• **SHORT EXERCISE**
All lines featuring the string "color" are to be listed.

#### SOURCE DATA

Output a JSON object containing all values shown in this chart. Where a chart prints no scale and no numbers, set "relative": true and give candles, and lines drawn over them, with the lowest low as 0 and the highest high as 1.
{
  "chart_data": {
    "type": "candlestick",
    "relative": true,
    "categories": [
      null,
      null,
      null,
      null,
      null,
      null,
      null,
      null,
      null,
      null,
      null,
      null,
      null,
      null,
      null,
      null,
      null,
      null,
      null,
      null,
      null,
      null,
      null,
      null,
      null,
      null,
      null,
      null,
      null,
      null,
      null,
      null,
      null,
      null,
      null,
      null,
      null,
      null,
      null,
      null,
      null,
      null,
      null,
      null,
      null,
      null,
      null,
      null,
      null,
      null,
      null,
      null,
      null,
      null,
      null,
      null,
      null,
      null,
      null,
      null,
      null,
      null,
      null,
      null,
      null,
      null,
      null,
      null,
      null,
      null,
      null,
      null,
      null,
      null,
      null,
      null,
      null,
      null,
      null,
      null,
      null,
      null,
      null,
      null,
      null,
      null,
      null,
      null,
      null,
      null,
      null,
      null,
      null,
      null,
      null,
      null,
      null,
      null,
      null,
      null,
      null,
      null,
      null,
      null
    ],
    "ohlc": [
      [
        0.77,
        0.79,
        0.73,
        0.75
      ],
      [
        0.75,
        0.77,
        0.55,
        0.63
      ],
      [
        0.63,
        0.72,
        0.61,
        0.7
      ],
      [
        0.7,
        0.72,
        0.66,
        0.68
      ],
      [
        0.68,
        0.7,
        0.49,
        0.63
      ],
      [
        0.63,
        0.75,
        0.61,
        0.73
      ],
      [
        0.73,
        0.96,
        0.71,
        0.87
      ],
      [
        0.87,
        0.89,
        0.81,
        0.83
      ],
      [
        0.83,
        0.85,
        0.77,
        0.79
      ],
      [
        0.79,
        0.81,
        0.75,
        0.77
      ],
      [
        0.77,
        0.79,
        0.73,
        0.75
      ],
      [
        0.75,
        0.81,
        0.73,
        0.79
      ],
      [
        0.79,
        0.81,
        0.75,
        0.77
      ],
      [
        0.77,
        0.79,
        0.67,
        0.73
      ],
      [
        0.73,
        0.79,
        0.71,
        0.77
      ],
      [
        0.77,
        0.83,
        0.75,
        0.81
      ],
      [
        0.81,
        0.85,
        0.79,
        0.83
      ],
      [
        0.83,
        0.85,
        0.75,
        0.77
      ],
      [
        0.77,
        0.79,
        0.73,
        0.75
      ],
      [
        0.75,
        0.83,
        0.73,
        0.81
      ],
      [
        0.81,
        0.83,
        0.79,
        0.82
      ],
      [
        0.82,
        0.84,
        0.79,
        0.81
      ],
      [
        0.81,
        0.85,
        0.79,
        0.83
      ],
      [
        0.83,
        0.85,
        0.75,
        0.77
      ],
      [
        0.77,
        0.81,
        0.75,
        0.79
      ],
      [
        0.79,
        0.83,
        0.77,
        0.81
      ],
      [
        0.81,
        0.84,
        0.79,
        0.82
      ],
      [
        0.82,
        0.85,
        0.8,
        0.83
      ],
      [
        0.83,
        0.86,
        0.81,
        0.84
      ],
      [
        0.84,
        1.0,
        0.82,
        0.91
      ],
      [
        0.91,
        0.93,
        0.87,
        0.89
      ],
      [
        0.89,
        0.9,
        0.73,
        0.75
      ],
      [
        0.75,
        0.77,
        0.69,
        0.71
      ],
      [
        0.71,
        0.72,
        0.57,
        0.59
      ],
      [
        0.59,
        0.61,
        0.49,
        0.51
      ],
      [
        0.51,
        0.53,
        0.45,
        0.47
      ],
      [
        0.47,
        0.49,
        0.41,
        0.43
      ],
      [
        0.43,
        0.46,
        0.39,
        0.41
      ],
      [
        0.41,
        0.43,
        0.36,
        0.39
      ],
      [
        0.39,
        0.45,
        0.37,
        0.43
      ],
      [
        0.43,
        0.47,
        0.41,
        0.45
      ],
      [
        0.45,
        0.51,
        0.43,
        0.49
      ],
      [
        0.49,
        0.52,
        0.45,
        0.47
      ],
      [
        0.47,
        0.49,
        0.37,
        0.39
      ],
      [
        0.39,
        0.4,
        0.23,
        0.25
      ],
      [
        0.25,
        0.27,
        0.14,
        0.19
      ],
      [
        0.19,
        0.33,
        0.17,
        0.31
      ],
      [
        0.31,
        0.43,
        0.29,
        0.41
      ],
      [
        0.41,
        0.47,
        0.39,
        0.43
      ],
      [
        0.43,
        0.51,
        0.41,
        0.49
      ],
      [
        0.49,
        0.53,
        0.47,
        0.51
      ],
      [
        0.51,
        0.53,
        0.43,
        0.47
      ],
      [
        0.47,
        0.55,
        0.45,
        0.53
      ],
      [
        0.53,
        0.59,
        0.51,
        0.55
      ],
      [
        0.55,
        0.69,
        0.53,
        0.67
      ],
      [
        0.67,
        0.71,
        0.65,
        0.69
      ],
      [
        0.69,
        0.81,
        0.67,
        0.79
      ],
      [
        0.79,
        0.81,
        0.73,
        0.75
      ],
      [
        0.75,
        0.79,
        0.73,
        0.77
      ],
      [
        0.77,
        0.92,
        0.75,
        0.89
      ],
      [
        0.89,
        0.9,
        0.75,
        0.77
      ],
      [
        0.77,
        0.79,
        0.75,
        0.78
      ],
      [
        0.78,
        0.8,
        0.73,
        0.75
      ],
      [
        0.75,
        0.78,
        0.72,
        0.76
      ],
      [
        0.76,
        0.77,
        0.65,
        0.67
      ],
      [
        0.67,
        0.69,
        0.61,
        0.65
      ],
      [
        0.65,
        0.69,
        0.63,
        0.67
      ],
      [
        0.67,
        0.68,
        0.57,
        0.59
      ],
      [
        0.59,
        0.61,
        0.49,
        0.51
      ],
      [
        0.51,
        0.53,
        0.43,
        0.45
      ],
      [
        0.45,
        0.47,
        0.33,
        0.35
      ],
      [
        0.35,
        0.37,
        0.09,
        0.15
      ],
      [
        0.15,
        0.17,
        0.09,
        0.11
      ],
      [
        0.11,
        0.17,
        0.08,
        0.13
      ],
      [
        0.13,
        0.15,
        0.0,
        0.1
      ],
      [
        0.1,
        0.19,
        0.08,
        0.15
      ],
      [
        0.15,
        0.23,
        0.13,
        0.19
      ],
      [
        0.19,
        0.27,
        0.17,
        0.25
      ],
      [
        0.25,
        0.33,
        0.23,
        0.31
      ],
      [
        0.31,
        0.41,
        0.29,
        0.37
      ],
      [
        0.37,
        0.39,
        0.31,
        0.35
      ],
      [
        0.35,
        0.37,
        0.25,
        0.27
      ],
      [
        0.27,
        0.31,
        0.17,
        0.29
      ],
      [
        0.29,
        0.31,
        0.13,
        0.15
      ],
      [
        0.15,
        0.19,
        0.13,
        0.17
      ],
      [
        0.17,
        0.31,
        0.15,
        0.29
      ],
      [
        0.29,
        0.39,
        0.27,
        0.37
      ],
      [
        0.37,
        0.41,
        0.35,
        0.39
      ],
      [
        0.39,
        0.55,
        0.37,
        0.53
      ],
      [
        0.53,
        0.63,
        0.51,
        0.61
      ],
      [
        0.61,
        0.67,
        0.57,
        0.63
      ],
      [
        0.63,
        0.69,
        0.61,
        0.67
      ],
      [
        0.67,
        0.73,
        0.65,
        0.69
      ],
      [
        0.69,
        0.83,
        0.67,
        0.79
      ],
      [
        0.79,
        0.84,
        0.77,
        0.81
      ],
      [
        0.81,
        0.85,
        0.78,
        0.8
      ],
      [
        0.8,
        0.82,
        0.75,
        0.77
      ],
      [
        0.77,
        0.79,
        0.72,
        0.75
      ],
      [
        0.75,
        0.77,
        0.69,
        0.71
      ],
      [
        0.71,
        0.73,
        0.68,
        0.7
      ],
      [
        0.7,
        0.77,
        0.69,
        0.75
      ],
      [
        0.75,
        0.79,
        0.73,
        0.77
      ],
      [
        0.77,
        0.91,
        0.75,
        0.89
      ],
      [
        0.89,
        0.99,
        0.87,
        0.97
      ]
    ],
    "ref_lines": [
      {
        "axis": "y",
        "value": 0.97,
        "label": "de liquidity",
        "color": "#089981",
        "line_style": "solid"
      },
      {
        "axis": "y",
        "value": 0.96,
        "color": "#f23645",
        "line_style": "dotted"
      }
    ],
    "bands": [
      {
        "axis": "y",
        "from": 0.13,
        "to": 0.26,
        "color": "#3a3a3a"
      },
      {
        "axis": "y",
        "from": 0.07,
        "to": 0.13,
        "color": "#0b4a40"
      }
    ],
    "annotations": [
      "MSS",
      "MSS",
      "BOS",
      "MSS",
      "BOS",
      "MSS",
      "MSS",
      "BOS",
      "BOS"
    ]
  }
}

########

• **RESPONSE FOR THIS EXERCISE**
        "color": "#089981",
        "color": "#f23645",
        "color": "#3a3a3a"
        "color": "#0b4a40"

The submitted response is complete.